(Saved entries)
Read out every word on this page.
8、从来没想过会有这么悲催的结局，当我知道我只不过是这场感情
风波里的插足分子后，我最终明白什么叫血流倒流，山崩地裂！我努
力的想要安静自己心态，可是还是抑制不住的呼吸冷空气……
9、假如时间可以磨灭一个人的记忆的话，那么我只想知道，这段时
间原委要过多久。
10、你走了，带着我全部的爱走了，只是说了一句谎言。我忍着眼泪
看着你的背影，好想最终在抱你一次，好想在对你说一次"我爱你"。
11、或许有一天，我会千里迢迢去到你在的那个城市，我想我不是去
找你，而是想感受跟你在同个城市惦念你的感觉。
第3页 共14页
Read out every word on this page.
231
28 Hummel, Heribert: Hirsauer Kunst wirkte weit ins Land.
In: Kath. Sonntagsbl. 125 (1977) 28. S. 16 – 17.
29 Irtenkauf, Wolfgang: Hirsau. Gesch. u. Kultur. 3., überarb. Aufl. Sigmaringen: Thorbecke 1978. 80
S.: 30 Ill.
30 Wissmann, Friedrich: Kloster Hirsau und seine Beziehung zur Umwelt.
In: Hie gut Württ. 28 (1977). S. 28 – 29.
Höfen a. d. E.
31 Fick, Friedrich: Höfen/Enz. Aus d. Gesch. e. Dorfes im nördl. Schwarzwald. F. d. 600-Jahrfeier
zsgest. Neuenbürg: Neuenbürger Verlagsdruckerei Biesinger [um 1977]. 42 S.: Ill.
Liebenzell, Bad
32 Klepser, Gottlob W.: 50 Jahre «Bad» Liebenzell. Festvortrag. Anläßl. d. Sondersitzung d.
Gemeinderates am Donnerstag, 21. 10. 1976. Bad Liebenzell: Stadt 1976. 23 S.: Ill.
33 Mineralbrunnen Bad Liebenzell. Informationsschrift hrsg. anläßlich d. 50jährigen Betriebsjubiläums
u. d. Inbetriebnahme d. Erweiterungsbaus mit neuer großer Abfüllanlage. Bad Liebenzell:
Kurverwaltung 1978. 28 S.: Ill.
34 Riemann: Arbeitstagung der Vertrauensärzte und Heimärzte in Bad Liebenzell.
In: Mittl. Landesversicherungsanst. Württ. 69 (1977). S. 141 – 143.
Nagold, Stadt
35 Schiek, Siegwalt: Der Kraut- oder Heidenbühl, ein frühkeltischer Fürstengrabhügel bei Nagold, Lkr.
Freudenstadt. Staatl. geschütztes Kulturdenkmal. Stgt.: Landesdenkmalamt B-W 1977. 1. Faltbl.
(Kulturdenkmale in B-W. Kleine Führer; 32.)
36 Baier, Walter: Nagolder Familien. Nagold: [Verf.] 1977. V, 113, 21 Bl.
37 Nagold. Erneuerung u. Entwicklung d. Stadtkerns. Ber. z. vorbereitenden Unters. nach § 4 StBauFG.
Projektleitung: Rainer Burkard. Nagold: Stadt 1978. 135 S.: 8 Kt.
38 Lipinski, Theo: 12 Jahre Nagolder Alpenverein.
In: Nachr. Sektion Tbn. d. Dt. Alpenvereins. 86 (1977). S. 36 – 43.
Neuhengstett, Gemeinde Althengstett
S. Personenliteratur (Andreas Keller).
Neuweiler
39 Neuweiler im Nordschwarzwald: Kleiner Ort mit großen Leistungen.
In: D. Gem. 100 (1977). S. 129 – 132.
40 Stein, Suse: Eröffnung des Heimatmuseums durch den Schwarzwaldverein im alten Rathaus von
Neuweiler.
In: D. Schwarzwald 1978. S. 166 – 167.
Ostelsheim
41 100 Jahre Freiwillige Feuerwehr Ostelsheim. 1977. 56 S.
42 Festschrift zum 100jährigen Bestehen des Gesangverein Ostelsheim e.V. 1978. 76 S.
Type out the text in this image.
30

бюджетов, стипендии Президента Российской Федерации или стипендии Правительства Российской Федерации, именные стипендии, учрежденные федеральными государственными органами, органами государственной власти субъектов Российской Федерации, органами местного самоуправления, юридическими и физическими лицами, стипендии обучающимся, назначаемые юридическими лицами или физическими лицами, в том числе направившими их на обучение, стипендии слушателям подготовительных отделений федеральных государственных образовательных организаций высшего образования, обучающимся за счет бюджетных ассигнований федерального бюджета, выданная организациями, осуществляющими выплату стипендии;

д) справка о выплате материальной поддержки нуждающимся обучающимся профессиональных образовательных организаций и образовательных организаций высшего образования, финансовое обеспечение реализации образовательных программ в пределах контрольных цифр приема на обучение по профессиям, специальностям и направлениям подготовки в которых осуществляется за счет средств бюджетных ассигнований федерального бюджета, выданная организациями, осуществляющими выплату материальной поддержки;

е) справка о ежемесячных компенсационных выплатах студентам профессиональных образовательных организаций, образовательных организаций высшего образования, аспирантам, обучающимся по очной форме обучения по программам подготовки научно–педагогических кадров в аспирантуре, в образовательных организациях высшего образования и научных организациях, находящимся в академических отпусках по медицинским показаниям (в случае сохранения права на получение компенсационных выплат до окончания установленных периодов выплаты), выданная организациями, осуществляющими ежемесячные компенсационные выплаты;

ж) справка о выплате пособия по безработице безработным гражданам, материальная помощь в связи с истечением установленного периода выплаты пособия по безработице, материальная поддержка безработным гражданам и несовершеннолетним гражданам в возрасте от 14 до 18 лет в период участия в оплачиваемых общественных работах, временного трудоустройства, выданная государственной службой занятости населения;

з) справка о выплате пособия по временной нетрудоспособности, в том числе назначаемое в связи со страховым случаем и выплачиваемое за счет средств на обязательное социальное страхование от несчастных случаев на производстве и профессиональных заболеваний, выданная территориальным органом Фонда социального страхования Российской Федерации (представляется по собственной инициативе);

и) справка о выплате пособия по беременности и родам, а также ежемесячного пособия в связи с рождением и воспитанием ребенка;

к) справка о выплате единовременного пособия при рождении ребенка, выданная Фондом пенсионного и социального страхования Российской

» Task brief
What is the number of lines containing "Höfen"? Give that number only.

» Result of this task
2